* REQUIREMENTS:
Return the whole listing exactly as it stands.

━━ GIVEN RECORDS

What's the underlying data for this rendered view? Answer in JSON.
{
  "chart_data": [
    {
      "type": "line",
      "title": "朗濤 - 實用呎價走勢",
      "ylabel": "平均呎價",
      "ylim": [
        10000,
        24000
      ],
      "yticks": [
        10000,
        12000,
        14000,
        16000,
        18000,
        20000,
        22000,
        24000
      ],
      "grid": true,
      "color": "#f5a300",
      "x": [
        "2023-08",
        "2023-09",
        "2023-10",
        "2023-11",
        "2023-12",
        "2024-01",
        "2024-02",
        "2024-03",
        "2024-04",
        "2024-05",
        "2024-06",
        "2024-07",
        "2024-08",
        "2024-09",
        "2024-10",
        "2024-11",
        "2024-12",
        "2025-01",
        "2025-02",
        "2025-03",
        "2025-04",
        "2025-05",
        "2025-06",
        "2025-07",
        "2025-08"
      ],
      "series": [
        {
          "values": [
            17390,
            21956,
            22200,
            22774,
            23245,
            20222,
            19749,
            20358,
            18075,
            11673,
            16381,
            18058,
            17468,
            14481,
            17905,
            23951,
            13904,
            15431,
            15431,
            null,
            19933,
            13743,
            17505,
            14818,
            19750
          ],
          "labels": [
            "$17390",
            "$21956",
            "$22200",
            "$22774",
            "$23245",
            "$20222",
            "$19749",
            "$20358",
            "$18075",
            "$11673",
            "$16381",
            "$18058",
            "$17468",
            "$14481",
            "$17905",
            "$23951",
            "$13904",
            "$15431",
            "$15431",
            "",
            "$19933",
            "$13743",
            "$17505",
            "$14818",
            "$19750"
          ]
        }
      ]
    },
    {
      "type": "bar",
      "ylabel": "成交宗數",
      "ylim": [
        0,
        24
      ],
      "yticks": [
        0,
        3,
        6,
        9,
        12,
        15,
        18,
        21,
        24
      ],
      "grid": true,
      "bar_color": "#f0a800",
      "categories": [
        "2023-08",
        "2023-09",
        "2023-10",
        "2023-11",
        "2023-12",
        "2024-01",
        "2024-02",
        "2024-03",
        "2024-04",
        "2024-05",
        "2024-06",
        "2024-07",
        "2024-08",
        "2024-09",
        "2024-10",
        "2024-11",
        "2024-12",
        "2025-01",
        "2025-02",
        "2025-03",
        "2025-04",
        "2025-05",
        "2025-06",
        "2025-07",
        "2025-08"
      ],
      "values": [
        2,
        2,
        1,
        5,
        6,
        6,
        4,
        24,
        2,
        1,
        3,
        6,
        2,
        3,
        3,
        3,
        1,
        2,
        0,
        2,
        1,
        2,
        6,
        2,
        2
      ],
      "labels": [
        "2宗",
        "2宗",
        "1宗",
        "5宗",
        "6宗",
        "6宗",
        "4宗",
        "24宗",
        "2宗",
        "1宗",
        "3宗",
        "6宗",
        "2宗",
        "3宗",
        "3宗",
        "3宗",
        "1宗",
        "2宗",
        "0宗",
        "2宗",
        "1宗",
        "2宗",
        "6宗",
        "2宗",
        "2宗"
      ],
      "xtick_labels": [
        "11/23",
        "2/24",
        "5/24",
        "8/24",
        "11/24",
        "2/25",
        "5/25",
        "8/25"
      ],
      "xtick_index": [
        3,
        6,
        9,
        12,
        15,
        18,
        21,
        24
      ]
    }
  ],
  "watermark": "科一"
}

━━━━

* RIGHT ANSWER:
What's the underlying data for this rendered view? Answer in JSON.
{
  "chart_data": [
    {
      "type": "line",
      "title": "朗濤 - 實用呎價走勢",
      "ylabel": "平均呎價",
      "ylim": [
        10000,
        24000
      ],
      "yticks": [
        10000,
        12000,
        14000,
        16000,
        18000,
        20000,
        22000,
        24000
      ],
      "grid": true,
      "color": "#f5a300",
      "x": [
        "2023-08",
        "2023-09",
        "2023-10",
        "2023-11",
        "2023-12",
        "2024-01",
        "2024-02",
        "2024-03",
        "2024-04",
        "2024-05",
        "2024-06",
        "2024-07",
        "2024-08",
        "2024-09",
        "2024-10",
        "2024-11",
        "2024-12",
        "2025-01",
        "2025-02",
        "2025-03",
        "2025-04",
        "2025-05",
        "2025-06",
        "2025-07",
        "2025-08"
      ],
      "series": [
        {
          "values": [
            17390,
            21956,
            22200,
            22774,
            23245,
            20222,
            19749,
            20358,
            18075,
            11673,
            16381,
            18058,
            17468,
            14481,
            17905,
            23951,
            13904,
            15431,
            15431,
            null,
            19933,
            13743,
            17505,
            14818,
            19750
          ],
          "labels": [
            "$17390",
            "$21956",
            "$22200",
            "$22774",
            "$23245",
            "$20222",
            "$19749",
            "$20358",
            "$18075",
            "$11673",
            "$16381",
            "$18058",
            "$17468",
            "$14481",
            "$17905",
            "$23951",
            "$13904",
            "$15431",
            "$15431",
            "",
            "$19933",
            "$13743",
            "$17505",
            "$14818",
            "$19750"
          ]
        }
      ]
    },
    {
      "type": "bar",
      "ylabel": "成交宗數",
      "ylim": [
        0,
        24
      ],
      "yticks": [
        0,
        3,
        6,
        9,
        12,
        15,
        18,
        21,
        24
      ],
      "grid": true,
      "bar_color": "#f0a800",
      "categories": [
        "2023-08",
        "2023-09",
        "2023-10",
        "2023-11",
        "2023-12",
        "2024-01",
        "2024-02",
        "2024-03",
        "2024-04",
        "2024-05",
        "2024-06",
        "2024-07",
        "2024-08",
        "2024-09",
        "2024-10",
        "2024-11",
        "2024-12",
        "2025-01",
        "2025-02",
        "2025-03",
        "2025-04",
        "2025-05",
        "2025-06",
        "2025-07",
        "2025-08"
      ],
      "values": [
        2,
        2,
        1,
        5,
        6,
        6,
        4,
        24,
        2,
        1,
        3,
        6,
        2,
        3,
        3,
        3,
        1,
        2,
        0,
        2,
        1,
        2,
        6,
        2,
        2
      ],
      "labels": [
        "2宗",
        "2宗",
        "1宗",
        "5宗",
        "6宗",
        "6宗",
        "4宗",
        "24宗",
        "2宗",
        "1宗",
        "3宗",
        "6宗",
        "2宗",
        "3宗",
        "3宗",
        "3宗",
        "1宗",
        "2宗",
        "0宗",
        "2宗",
        "1宗",
        "2宗",
        "6宗",
        "2宗",
        "2宗"
      ],
      "xtick_labels": [
        "11/23",
        "2/24",
        "5/24",
        "8/24",
        "11/24",
        "2/25",
        "5/25",
        "8/25"
      ],
      "xtick_index": [
        3,
        6,
        9,
        12,
        15,
        18,
        21,
        24
      ]
    }
  ],
  "watermark": "科一"
}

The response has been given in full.